Passage to read:
+---+

Sunday, October 31, 2010

Installation

Sooooo to be completely honest... installations kind of scare me. I'm not really an experimental kid, and I certainly don't pretend to be. I'm glad I'm in Royce's group, because he is the most experimental kid... ever, in more ways than one. Our group met tonight to go over ideas, and I'm starting to feel a little better about this. Royce has a pretty cool idea about a guy that hires contractors to build him a new planet because he hates all of the other planets and wants to spend the rest of his life alone. Then he finds another person that hired the same group to build a new planet for her, but the contractors were just building one planet and were hoping that they'd never find each other. They fight.. and then they both jump into a volcano... I guess. I wish they didn't have to do that, but it shows our director's personality at least.

I then suggested that we not show found footage of construction workers on a boring sheet, but a more interesting surface. We then came up with the idea of projecting our footage onto a giant ball that has four different textures on it of earth, water, and two others of that sort to kind of represent a planet, that would rotate throughout the installation. This is the part I am excited about because a big arts and crafts project is much more comfortable to me that the whole projector/actor part. I am glad to have found an aspect of this that I can really contribute to and understand, and hopefully I'll learn a lot more about the other aspects of this as we go.

Wednesday, October 27, 2010

Music Video Shoot

I'm actually pretty happy with how our music video is going. We got off to a bit of a rocky start with our planned song not working out, and then not being able to find a song at all until the day before filming. When I showed up on the first day having never heard the song were making a video for, and only being told to bring different pairs of shoes, I'll admit I was a little concerned. But as it turned out, being crunched for time forced us to think simply and efficiently, and our song ended up being about a weary traveler, and so we decided to shoot people walking in a ton of different shoes, on different textures and surfaces, and from different angles. We even did a cool stop motion animation of shoes walking down a path with no body attached, and if that doesn't come out too unexposed, I think that will be awesome. Breaking it down to a simple concept has created millions of really neat editing options that everyone is really excited about. Being new to directing, Kristina had to deal with a few pitfalls that caused some irritation all around, but we all worked it out together and it actually turned out to be a pretty fun experience.

Tuesday, October 19, 2010

Art House reading

I really liked this article, and I felt like I could relate to the message a lot. I definitely agree that there is a different feeling, a different connection to a film and to those around you when you see a film in a microcinema or any unconventional setting than in a big theater. Cassandra and I went to Luna Fest last year at Browncoat, and we absolutely loved that there were just little uncomfortable wooden chairs set up next to the bar, and that the dvd player worked...most of the time. I was reminded of that when the article talked about how the unpredictability of this type of cinema viewing adds to the experience. Also that the most unconventional of locations can also add a thrill to the experience that a theater simply cannot accomplish. When I read that I thought of taking 6x1, and Andre having us all bring in blankets and sheets and taping them together with gaffer tape and projecting our video race projects under a precarious tent that we made. Having the projection sheet slightly crumpled and blowing in the projector fan made each project look a lot more hand made and raw.

+---+

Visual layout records
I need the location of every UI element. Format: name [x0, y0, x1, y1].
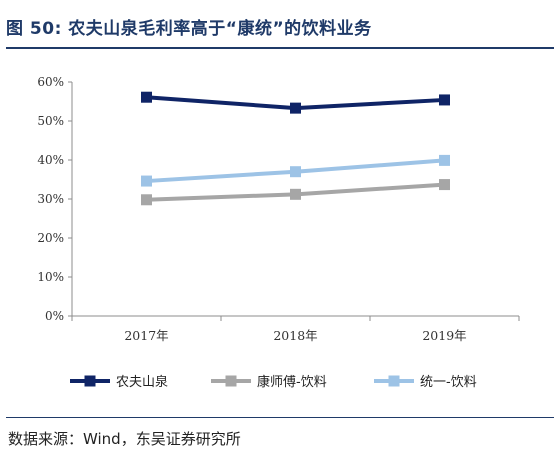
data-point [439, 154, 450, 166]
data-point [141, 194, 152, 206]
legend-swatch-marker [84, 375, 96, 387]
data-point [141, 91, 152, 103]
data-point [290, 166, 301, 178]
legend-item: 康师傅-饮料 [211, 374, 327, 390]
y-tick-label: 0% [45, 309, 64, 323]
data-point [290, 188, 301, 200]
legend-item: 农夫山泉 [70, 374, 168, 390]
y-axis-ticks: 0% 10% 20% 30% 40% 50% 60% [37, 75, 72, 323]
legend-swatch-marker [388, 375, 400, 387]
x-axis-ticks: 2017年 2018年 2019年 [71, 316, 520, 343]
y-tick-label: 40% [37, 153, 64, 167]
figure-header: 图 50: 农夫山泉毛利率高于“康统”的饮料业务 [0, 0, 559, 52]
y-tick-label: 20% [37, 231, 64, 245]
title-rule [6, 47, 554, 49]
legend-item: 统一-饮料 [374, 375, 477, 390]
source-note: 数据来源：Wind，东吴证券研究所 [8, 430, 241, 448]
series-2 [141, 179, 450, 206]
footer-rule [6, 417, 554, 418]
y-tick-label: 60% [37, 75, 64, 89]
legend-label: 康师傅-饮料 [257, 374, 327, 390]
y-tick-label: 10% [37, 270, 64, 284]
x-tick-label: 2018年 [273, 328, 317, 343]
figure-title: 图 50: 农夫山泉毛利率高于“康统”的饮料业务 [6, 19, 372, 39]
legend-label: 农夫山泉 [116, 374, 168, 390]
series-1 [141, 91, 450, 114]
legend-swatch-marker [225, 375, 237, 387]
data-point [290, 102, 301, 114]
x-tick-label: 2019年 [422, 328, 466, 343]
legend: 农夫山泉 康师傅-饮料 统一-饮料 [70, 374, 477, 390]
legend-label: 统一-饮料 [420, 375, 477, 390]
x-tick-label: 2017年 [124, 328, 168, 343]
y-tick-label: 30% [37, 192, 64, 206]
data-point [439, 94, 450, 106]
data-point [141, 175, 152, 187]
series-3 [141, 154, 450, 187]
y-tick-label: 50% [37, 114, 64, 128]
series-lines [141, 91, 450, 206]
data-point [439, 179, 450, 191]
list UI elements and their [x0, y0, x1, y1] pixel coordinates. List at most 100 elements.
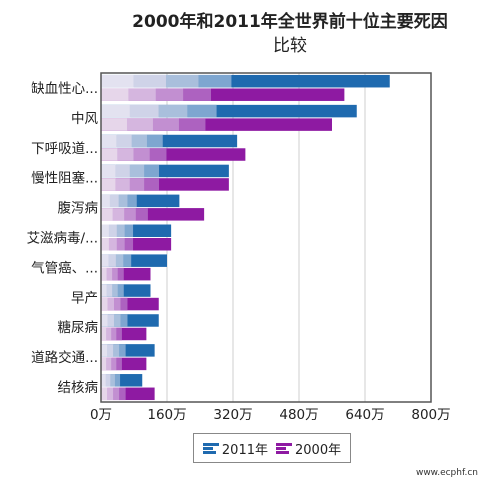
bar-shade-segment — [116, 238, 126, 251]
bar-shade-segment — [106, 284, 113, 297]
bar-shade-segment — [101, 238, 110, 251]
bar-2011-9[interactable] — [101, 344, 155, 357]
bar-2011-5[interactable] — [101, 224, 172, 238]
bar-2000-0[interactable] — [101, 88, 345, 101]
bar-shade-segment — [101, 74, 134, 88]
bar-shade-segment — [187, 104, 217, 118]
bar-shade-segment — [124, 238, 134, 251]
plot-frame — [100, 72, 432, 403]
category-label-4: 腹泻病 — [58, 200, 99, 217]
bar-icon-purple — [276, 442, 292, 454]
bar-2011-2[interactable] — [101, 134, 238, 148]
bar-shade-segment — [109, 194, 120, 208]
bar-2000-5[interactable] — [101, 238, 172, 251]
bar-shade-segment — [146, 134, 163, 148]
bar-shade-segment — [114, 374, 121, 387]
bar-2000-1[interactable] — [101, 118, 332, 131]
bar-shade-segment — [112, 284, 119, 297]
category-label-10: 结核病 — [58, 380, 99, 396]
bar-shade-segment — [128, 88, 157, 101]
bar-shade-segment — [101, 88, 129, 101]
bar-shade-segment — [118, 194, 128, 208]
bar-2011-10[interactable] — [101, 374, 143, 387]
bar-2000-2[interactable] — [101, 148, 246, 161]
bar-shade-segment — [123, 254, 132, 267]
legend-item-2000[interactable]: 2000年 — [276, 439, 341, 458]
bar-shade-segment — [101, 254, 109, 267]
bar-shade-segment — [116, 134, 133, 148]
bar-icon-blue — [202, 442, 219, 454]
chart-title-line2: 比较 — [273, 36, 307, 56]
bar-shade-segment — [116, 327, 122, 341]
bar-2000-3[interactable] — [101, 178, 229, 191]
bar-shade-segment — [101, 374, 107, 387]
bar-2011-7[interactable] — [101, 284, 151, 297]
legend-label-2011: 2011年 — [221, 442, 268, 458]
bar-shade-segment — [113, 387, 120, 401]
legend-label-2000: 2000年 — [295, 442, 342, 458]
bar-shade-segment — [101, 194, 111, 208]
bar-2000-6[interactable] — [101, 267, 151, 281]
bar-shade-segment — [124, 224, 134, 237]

+---+

Written problem 1: In the blog entries, what is the song for the music video about?
Written problem 2: Copy out the blog entries word for word from "I then suggested" to "this as we go.".

Full solution 1: A weary traveler.

Full solution 2:
I then suggested that we not show found footage of construction workers on a boring sheet, but a more interesting surface. We then came up with the idea of projecting our footage onto a giant ball that has four different textures on it of earth, water, and two others of that sort to kind of represent a planet, that would rotate throughout the installation. This is the part I am excited about because a big arts and crafts project is much more comfortable to me that the whole projector/actor part. I am glad to have found an aspect of this that I can really contribute to and understand, and hopefully I'll learn a lot more about the other aspects of this as we go.